*指示*:
ボート軽量級についての本文から、「Japan Rowing Association」で始まり「かなかおもしろい大会でした。」で終わる部分を一字も変えずに書き写してください。

*本文*:
公益社団法人日本ボート協会

Japan Rowing Association

日本ボート協会JARA

全国のオアズパーソンへの手紙(第22信)

2014年6月1日
日本ボート協会会長
大久保 尚武
会長写真

5月16日(金)から3日間、「第36回全日本軽量級選手権大会」が戸田コースで開かれ、男子6種目、女子3種目の今年の軽量級チャンピオンが決定しました。スリリングなレースが多くて、観ていてなかなかおもしろい大会でした。

「軽量級」種目は1974(昭和49)年に初めて世界選手権に導入され、現在では男子6種目(LM1X、LM2-、LM2X、LM4-、LM4X、LM8+)女子3種目(LW1X、LW2X、LW4X)が取り入れられています。

一方、オリンピックへの導入はなかなか進みませんでしたが、日本を中心とするアジア各国の働きかけにより、1996(平成8)年のアトランタ大会から軽量級3種目(LM4-、LM2X、LW2X)が取り入れられて、今日にいたっているわけです。

そして、わが日本ナショナルクルーとしては、まずこの軽量級でのメダルをねらう、というのを基本戦略にしていることは、ごぞんじのとおりです。

*提供資料*:
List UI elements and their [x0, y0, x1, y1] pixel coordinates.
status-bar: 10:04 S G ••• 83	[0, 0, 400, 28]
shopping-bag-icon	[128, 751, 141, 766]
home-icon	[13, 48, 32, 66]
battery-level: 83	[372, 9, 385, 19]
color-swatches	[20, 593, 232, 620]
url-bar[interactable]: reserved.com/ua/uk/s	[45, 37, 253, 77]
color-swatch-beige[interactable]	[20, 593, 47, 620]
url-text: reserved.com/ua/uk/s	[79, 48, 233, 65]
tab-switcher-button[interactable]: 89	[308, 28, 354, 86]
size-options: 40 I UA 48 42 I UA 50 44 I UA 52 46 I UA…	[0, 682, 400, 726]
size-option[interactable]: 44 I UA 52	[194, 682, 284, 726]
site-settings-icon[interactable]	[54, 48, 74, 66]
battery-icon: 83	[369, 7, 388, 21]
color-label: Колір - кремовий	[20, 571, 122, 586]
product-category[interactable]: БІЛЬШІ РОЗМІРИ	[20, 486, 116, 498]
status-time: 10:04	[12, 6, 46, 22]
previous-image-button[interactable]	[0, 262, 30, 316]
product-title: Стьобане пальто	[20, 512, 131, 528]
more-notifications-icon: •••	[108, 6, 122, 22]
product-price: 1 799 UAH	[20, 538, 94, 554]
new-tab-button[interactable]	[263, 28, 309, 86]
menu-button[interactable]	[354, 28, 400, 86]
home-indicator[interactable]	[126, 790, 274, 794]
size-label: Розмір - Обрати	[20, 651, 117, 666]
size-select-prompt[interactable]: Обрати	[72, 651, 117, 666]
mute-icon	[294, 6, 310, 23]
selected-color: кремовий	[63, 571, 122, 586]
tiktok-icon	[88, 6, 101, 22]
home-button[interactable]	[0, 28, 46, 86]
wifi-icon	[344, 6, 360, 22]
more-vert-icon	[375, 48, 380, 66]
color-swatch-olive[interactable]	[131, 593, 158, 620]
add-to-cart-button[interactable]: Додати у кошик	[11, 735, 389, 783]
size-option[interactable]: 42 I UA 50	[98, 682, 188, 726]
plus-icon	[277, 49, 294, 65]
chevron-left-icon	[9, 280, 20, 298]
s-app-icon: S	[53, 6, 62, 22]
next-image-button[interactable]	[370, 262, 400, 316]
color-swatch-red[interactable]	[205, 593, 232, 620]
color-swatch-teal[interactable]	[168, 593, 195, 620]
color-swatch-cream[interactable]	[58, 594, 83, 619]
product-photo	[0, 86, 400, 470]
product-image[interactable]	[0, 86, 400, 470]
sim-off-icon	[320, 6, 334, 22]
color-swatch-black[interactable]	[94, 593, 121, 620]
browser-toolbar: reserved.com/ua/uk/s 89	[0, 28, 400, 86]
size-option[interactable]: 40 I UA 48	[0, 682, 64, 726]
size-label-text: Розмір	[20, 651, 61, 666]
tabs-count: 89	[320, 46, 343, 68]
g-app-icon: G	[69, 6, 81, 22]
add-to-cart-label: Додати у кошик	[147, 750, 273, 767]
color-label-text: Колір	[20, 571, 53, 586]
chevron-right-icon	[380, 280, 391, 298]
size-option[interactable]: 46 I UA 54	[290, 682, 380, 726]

*出力*:
Japan Rowing Association

日本ボート協会JARA

全国のオアズパーソンへの手紙(第22信)

2014年6月1日
日本ボート協会会長
大久保 尚武
会長写真

5月16日(金)から3日間、「第36回全日本軽量級選手権大会」が戸田コースで開かれ、男子6種目、女子3種目の今年の軽量級チャンピオンが決定しました。スリリングなレースが多くて、観ていてなかなかおもしろい大会でした。